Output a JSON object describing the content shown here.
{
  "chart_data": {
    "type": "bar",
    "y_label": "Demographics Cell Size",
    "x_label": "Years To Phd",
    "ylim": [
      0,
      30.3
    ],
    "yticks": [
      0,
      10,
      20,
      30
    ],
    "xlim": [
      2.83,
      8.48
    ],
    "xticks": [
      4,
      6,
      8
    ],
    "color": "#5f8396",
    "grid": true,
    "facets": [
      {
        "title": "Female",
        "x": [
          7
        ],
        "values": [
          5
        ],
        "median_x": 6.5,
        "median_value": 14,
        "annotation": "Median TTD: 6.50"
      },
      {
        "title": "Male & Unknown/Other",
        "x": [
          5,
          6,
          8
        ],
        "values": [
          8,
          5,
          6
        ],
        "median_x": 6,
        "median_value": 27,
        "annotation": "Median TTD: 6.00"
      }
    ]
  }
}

* * * * *

▶ [Requirements] Search the records for the string "annotation" and return every line in which it occurs.

▶ [Exercise response]
        "annotation": "Median TTD: 6.50"
        "annotation": "Median TTD: 6.00"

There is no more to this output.